■ **Excerpted text**
=== Section Start ===
Trash engine, trash performance, trash visuals, Unreal is a far superior alternative.

Unity must die, and I won't buy any game made on Unity, ever.
 
Speaking of the Unity engine, anyone played Yonder: The Cloud Catcher Chronicles yet? It's goddamn beautiful and runs like a dream, on PC at least. In the right hands, Unity is a fine engine.

Funny, while I enjoy the game, I found the visuals to look rather basic and screamed "unity engine game"
 

Necro900

Member
Snipperclips was developed in Unity and it tends to stutter briefly (often) and drop frames (sometimes, with a busy scene).. now I'm crossing fingers for Hollow Knight on switch :/

Thing is, I don't really know whether it's the engine's fault or the developers', but reality is multiple unity games on consoles have issues. And that's bad for everyone involved, really.
 

Wobbly framerate and screen tearing last I checked.

Assault Android Cactus.

Not exactly a demanding game in any stretch. Same with Ori.


Its real easy to rattle off Unity powered messes on console. Firewatch, Grow / Gone home, ReCore, City Skylines and Kirble console editions.
=== Section End ===
■ **Given entries**
=== Section Start ===
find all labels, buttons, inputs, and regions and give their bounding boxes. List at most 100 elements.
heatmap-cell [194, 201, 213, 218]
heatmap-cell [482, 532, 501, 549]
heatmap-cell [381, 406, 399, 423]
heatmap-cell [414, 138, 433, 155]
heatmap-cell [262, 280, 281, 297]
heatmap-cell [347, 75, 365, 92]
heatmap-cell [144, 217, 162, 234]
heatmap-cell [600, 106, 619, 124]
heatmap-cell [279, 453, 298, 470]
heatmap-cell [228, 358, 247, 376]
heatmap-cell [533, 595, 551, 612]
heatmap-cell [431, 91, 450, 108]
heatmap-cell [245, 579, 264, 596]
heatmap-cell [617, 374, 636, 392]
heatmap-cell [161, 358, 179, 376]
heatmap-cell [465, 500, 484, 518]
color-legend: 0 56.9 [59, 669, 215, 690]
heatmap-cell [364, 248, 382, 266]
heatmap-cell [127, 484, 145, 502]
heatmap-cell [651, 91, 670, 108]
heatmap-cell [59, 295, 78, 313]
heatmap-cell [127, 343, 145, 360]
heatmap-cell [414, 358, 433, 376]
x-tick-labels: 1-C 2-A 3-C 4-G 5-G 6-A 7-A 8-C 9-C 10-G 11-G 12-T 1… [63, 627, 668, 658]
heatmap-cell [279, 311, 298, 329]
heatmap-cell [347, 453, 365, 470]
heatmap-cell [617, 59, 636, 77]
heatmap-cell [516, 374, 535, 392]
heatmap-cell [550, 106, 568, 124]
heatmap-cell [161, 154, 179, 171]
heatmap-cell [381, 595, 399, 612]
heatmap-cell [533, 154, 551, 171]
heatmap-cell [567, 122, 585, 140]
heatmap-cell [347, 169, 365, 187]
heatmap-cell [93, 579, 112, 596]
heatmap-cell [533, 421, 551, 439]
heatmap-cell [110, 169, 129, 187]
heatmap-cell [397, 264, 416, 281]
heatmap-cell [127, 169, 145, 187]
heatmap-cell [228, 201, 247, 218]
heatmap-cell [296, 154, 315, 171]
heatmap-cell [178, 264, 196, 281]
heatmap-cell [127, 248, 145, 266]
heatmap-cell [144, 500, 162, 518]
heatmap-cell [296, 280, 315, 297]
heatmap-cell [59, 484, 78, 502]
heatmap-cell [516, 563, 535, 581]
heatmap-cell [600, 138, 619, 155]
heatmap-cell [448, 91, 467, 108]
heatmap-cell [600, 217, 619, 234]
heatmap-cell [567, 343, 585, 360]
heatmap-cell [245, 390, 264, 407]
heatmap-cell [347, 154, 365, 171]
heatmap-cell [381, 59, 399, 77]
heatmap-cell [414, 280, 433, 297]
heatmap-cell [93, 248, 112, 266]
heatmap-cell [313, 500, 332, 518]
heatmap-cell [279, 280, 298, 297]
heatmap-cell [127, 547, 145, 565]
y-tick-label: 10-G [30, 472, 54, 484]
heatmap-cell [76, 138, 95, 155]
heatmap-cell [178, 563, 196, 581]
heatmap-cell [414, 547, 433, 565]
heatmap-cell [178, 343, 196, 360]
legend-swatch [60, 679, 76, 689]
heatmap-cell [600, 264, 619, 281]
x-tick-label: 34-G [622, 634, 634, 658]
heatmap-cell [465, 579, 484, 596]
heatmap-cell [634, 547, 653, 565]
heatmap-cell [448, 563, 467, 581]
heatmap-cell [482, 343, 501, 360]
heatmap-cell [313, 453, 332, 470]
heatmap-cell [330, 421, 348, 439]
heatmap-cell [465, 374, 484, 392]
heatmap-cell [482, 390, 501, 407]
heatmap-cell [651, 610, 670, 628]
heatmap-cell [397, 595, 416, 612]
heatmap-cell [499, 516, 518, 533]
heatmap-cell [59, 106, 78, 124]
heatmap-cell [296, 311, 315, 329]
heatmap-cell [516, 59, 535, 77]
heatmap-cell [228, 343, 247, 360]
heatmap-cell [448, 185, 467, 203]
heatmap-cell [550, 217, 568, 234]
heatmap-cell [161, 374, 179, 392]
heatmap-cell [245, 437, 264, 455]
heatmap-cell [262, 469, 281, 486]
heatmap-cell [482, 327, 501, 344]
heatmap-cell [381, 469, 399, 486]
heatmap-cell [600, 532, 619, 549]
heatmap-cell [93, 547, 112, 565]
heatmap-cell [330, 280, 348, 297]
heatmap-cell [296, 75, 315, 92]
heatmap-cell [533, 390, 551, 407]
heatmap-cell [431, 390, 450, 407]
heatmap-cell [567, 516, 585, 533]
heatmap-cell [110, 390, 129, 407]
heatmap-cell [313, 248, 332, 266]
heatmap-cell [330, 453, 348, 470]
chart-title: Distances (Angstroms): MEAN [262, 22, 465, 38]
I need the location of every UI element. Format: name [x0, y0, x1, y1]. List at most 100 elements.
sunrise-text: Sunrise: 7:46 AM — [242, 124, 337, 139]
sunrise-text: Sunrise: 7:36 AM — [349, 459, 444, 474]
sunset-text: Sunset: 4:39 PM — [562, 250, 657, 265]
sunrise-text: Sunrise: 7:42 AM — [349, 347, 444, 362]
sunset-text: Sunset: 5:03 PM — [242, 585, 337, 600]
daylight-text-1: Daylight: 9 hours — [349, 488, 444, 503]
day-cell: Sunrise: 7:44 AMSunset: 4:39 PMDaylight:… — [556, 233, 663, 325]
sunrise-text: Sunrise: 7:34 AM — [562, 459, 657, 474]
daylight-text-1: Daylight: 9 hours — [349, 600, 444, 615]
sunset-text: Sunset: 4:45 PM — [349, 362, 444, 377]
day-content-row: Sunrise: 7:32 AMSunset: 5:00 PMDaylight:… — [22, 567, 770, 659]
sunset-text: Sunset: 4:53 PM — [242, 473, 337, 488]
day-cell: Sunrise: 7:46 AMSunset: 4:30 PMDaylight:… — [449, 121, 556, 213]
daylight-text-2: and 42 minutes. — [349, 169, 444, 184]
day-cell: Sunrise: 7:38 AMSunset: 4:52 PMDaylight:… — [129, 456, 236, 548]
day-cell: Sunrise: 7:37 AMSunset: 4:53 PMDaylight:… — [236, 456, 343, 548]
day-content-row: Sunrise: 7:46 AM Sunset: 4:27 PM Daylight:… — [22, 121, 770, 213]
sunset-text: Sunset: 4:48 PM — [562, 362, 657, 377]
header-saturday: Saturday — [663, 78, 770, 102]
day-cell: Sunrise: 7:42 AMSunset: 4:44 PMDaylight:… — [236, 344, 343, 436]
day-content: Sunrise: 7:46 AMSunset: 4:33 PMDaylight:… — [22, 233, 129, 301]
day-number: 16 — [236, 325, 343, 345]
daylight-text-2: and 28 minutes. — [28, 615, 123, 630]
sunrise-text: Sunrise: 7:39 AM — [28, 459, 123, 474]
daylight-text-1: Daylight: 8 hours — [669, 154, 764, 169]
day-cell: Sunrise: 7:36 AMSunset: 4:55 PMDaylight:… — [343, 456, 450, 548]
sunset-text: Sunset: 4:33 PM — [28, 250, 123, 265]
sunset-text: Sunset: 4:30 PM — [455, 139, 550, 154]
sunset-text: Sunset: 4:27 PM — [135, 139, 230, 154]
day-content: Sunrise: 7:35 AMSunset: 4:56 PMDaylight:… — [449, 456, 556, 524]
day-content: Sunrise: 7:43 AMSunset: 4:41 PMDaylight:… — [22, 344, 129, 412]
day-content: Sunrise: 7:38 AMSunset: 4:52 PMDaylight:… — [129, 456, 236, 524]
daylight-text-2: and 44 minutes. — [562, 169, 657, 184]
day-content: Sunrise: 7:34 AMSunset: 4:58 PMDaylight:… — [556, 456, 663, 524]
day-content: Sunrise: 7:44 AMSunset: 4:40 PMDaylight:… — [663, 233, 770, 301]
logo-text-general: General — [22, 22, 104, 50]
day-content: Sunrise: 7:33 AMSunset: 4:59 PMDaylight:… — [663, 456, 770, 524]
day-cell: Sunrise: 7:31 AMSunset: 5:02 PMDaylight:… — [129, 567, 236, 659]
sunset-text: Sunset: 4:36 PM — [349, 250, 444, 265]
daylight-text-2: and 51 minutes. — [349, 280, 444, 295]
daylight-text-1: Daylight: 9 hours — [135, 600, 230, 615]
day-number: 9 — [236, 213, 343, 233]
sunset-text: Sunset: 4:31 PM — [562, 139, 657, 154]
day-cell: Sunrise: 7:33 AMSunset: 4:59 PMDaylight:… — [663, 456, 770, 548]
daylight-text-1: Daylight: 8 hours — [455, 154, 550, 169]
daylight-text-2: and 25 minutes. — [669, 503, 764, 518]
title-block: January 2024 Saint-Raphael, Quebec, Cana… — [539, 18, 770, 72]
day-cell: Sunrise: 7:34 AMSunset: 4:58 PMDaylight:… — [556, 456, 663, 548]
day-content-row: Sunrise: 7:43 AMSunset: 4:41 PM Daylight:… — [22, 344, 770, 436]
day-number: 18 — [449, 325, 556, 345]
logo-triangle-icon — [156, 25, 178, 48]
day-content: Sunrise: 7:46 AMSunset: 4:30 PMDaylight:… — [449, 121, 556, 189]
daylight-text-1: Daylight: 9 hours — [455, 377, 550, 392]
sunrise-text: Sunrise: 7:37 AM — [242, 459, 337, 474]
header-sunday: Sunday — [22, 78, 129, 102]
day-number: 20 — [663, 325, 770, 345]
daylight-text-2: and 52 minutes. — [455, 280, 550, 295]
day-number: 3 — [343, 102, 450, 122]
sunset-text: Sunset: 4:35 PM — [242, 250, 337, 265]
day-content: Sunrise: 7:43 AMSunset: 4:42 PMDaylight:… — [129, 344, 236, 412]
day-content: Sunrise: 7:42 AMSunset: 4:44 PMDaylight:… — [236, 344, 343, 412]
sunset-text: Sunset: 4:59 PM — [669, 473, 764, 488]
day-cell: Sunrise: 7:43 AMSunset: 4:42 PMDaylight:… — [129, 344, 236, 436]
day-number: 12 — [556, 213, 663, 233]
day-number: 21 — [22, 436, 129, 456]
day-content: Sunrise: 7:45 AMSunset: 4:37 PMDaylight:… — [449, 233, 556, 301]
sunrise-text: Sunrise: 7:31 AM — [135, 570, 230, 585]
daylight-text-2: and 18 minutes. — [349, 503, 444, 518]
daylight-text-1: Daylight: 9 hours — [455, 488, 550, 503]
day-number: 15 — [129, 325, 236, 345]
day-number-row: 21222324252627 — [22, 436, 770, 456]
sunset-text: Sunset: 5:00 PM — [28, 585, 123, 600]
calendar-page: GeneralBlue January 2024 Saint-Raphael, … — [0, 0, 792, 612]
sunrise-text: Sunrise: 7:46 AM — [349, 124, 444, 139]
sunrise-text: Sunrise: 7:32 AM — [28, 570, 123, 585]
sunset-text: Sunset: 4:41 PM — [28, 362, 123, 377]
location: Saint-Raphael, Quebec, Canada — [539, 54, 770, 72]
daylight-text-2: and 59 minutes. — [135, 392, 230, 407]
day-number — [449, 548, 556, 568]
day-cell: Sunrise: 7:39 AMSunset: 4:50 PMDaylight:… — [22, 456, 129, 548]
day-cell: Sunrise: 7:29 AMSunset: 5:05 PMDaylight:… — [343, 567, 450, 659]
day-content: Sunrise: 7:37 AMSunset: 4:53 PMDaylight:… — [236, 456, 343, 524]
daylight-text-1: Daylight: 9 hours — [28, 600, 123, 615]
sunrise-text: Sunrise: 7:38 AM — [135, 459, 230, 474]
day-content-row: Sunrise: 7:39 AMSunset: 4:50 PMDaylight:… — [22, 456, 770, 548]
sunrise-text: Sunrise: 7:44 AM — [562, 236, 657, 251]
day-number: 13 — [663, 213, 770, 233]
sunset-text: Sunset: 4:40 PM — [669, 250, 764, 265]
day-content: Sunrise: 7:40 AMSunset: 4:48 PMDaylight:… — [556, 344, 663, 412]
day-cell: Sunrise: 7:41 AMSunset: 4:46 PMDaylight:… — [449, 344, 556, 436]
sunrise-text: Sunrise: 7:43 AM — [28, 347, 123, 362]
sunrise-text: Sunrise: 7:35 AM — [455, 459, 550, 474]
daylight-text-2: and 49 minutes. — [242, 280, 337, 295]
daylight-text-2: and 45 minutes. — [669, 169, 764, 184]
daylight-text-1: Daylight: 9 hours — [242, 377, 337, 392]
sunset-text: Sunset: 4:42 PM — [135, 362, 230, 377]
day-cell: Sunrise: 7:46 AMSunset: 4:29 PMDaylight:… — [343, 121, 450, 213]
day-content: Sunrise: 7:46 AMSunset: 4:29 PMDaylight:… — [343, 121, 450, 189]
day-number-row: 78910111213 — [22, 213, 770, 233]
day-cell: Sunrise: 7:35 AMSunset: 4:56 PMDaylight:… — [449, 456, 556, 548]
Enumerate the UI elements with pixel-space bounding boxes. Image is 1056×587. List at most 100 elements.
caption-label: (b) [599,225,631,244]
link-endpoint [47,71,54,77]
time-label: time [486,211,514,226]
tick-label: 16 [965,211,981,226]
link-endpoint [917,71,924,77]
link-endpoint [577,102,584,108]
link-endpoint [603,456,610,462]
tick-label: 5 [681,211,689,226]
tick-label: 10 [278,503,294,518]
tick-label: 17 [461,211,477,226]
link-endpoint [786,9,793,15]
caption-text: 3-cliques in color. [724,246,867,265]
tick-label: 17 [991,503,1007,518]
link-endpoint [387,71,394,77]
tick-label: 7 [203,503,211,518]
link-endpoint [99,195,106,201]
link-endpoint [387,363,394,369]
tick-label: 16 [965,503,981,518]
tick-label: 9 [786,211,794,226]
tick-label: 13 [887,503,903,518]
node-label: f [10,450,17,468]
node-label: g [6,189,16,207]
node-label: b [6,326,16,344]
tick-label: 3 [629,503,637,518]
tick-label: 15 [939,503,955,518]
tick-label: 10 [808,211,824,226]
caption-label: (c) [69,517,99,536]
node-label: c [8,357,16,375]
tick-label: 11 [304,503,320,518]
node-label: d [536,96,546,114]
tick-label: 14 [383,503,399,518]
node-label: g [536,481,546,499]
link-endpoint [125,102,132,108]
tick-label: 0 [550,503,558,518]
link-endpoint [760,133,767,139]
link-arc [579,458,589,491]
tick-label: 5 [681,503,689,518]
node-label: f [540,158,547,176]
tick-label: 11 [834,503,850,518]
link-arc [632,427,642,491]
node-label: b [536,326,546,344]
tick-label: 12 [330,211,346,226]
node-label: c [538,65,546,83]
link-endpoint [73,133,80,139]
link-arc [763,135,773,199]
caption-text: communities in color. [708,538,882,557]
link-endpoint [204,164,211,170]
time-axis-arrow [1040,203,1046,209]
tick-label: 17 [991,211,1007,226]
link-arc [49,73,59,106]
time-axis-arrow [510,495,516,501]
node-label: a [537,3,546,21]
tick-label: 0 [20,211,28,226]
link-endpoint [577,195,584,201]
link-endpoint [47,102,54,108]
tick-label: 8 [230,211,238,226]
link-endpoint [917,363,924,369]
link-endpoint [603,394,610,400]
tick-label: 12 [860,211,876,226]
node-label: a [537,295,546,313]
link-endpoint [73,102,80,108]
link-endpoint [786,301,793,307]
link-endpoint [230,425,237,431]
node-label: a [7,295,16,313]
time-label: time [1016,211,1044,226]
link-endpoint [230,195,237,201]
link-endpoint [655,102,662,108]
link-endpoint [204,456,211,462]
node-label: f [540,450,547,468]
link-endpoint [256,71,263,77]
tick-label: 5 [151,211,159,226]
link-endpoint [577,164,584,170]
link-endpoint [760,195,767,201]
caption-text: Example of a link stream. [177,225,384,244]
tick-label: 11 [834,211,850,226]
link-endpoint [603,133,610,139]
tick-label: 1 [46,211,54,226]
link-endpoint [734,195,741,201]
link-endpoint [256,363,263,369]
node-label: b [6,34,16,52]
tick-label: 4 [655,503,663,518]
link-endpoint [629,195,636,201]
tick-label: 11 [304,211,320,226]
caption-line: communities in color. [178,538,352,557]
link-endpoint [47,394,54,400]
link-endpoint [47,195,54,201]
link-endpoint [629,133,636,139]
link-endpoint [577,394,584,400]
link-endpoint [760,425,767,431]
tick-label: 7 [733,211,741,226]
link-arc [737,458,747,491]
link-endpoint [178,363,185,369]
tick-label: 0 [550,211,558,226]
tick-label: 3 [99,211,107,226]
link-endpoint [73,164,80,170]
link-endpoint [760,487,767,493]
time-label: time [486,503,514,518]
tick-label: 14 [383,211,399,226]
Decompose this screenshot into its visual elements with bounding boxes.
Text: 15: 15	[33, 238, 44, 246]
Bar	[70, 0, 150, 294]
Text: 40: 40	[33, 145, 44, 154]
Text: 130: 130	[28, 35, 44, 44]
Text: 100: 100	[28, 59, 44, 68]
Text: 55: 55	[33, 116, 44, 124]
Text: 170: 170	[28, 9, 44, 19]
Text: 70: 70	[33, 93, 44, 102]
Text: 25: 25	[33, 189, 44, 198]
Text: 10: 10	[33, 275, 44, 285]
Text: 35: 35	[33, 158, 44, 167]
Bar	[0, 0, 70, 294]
=== Section End ===
■ **Required action 1**
Answer these questions from the forum text about the Unity engine:
(a) Which engine does the first post call a far superior alternative?
(b) Which game does one poster say was developed in Unity and tends to stutter briefly?
(c) For which game is that same poster crossing fingers on Switch?
■ **Required action 2**
Translate this sentence from the forum text about the Unity engine into Spanish: "In the right hands, Unity is a fine engine."

■ **Output 1**
(a) Unreal
(b) Snipperclips
(c) Hollow Knight

■ **Output 2**
En las manos adecuadas, Unity es un buen motor.